### [Extrait du texte]

◆ ◆ ◆ ◆ ◆ ◆ ◆

Brève méditation

méditantCeux qui ont lu mon livre[1] le savent, je crois à la méditation pour agrandir la vie (voir p.247 à 261). Mais comme nous ne sommes pas tous Matthieu Ricard et que nous dédions déjà beaucoup de volonté et d’énergie à mener nos vies, il est possible, sans renoncer à cette hygiène mentale, de parfois la remplacer par des moments brefs de concentration absolue, qui ont pour effet immédiat de faire baisser le stress et sans doute avec lui toutes ses manifestations si néfastes à notre santé.

J’aime raconter à mes clients, pour les en convaincre, ce que j’ai nommé en moi-même l’anecdote du papier sulfurisé. Je voudrais le partager avec vous tous aujourd’hui, car son insignifiance apparente recèle en réalité un grand enseignement. Il parlera sans doute plus aux mères de famille, mais je suis sûre que vous qui me lisez et qui n’en n’êtes pas une saurez facilement en trouver l’équivalent dans votre vie :

Depuis que j’ai des enfants (19 ans aujourd’hui même!), je m’efforce de ne pas travailler le mercredi. Petits, c’est le jour où il faut les transporter à leurs différentes activités, chez le pédiatre ou à un goûter d’anniversaire. Plus grands, c’est l’occasion de déjeuners familiaux, de temps d’écoute et de rires, d’une heure partagée autour de leurs passions ou de leurs soucis.

◆ ◆ ◆ ◆ ◆ ◆ ◆

### [Énoncé]
D'après le texte sur la brève méditation, à quoi sert le mercredi une fois que les enfants sont plus grands ? Citez toutes les occasions données. Les lignes qui viennent ensuite n'ont rien à voir avec ce texte.

### [Partie données]

◆ ◆ ◆ ◆ ◆ ◆ ◆

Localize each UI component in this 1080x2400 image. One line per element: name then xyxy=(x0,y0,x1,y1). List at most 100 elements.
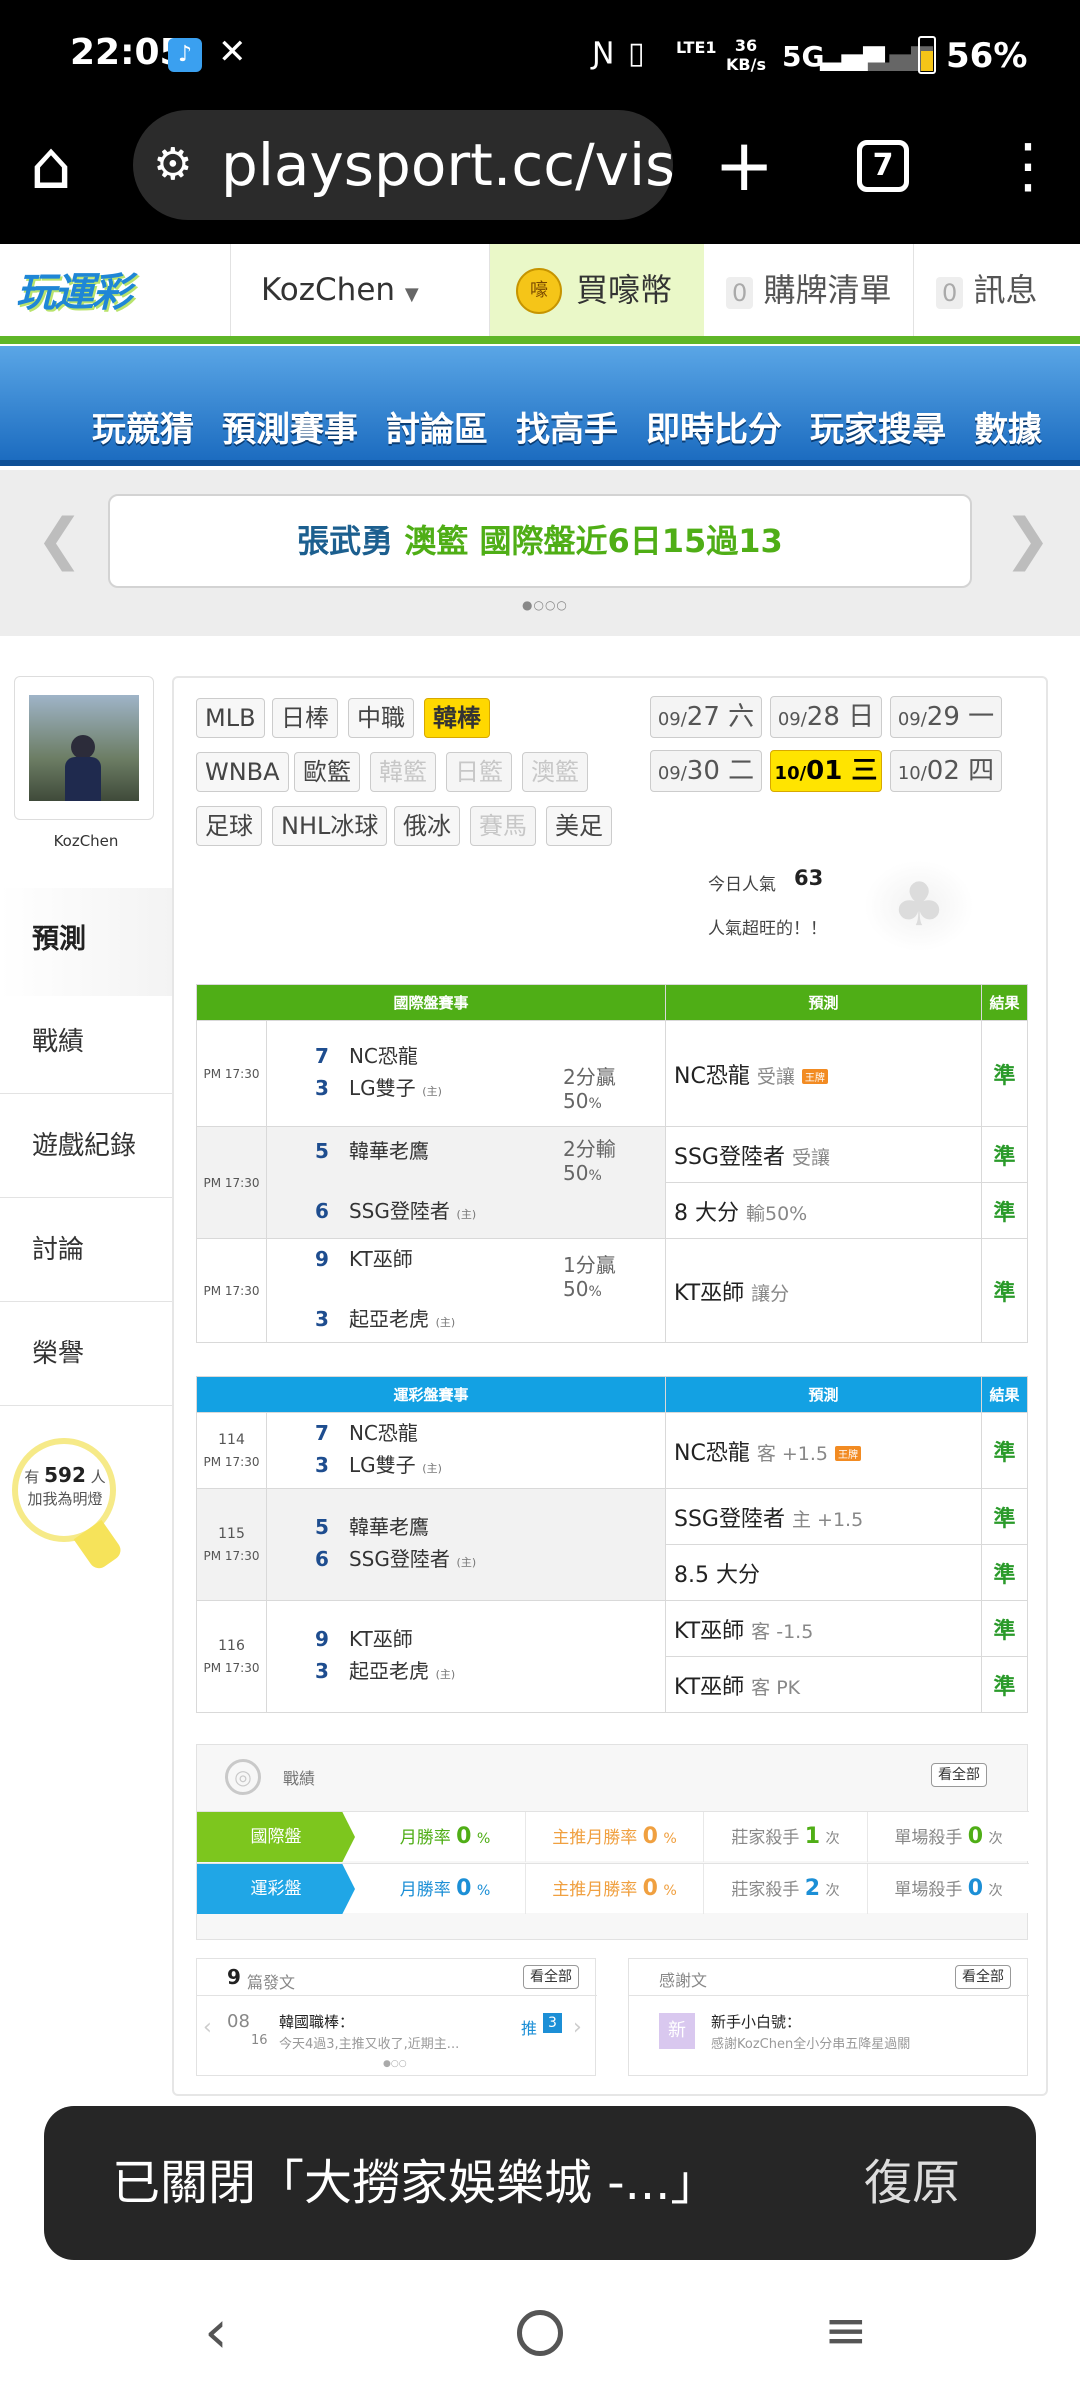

◆ ◆ ◆ ◆ ◆ ◆ ◆

### [Réponse attendue]
- des déjeuners familiaux
- des temps d'écoute et de rires
- une heure partagée autour de leurs passions ou de leurs soucis